_What you need to do:_ Retype all of the entries word for word.

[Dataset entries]
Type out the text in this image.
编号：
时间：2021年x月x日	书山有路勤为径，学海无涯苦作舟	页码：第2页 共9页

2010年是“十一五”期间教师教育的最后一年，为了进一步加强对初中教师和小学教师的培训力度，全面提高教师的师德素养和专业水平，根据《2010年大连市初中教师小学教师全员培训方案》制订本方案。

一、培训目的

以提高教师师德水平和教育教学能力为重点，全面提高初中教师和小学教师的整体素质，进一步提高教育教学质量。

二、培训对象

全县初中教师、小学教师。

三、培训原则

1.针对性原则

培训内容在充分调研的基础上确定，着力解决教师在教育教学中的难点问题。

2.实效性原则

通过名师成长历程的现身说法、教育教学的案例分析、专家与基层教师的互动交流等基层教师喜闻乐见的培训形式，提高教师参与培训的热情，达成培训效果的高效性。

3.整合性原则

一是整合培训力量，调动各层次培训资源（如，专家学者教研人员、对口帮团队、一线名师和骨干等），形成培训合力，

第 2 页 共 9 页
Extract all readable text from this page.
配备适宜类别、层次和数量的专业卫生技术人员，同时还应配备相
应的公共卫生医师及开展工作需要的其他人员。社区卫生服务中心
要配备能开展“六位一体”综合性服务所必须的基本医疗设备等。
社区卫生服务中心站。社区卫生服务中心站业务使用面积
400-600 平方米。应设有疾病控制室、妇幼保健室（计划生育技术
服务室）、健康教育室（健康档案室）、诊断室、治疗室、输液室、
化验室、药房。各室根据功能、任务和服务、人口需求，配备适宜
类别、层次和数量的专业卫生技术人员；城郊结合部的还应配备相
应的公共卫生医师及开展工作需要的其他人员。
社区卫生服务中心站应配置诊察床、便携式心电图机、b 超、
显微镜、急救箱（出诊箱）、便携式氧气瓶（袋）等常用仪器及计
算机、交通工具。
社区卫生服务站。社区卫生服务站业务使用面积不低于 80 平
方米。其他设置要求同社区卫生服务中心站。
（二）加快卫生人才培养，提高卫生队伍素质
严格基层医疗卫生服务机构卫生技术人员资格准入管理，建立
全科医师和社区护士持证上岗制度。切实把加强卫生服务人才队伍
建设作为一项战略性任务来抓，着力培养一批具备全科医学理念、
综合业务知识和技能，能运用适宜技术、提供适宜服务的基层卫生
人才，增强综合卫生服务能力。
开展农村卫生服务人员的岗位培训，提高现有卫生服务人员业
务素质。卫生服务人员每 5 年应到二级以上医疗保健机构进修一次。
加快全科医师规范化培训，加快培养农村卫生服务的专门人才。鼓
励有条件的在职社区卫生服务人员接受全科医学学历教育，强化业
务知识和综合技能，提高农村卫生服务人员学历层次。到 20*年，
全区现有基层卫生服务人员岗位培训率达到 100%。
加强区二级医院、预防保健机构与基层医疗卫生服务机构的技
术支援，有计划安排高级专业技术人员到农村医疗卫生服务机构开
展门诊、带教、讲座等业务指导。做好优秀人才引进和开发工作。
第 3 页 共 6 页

_Output:_
Type out the text in this image.
编号：
时间：2021年x月x日	书山有路勤为径，学海无涯苦作舟	页码：第2页 共9页

2010年是“十一五”期间教师教育的最后一年，为了进一步加强对初中教师和小学教师的培训力度，全面提高教师的师德素养和专业水平，根据《2010年大连市初中教师小学教师全员培训方案》制订本方案。

一、培训目的

以提高教师师德水平和教育教学能力为重点，全面提高初中教师和小学教师的整体素质，进一步提高教育教学质量。

二、培训对象

全县初中教师、小学教师。

三、培训原则

1.针对性原则

培训内容在充分调研的基础上确定，着力解决教师在教育教学中的难点问题。

2.实效性原则

通过名师成长历程的现身说法、教育教学的案例分析、专家与基层教师的互动交流等基层教师喜闻乐见的培训形式，提高教师参与培训的热情，达成培训效果的高效性。

3.整合性原则

一是整合培训力量，调动各层次培训资源（如，专家学者教研人员、对口帮团队、一线名师和骨干等），形成培训合力，

第 2 页 共 9 页
Extract all readable text from this page.
配备适宜类别、层次和数量的专业卫生技术人员，同时还应配备相
应的公共卫生医师及开展工作需要的其他人员。社区卫生服务中心
要配备能开展“六位一体”综合性服务所必须的基本医疗设备等。
社区卫生服务中心站。社区卫生服务中心站业务使用面积
400-600 平方米。应设有疾病控制室、妇幼保健室（计划生育技术
服务室）、健康教育室（健康档案室）、诊断室、治疗室、输液室、
化验室、药房。各室根据功能、任务和服务、人口需求，配备适宜
类别、层次和数量的专业卫生技术人员；城郊结合部的还应配备相
应的公共卫生医师及开展工作需要的其他人员。
社区卫生服务中心站应配置诊察床、便携式心电图机、b 超、
显微镜、急救箱（出诊箱）、便携式氧气瓶（袋）等常用仪器及计
算机、交通工具。
社区卫生服务站。社区卫生服务站业务使用面积不低于 80 平
方米。其他设置要求同社区卫生服务中心站。
（二）加快卫生人才培养，提高卫生队伍素质
严格基层医疗卫生服务机构卫生技术人员资格准入管理，建立
全科医师和社区护士持证上岗制度。切实把加强卫生服务人才队伍
建设作为一项战略性任务来抓，着力培养一批具备全科医学理念、
综合业务知识和技能，能运用适宜技术、提供适宜服务的基层卫生
人才，增强综合卫生服务能力。
开展农村卫生服务人员的岗位培训，提高现有卫生服务人员业
务素质。卫生服务人员每 5 年应到二级以上医疗保健机构进修一次。
加快全科医师规范化培训，加快培养农村卫生服务的专门人才。鼓
励有条件的在职社区卫生服务人员接受全科医学学历教育，强化业
务知识和综合技能，提高农村卫生服务人员学历层次。到 20*年，
全区现有基层卫生服务人员岗位培训率达到 100%。
加强区二级医院、预防保健机构与基层医疗卫生服务机构的技
术支援，有计划安排高级专业技术人员到农村医疗卫生服务机构开
展门诊、带教、讲座等业务指导。做好优秀人才引进和开发工作。
第 3 页 共 6 页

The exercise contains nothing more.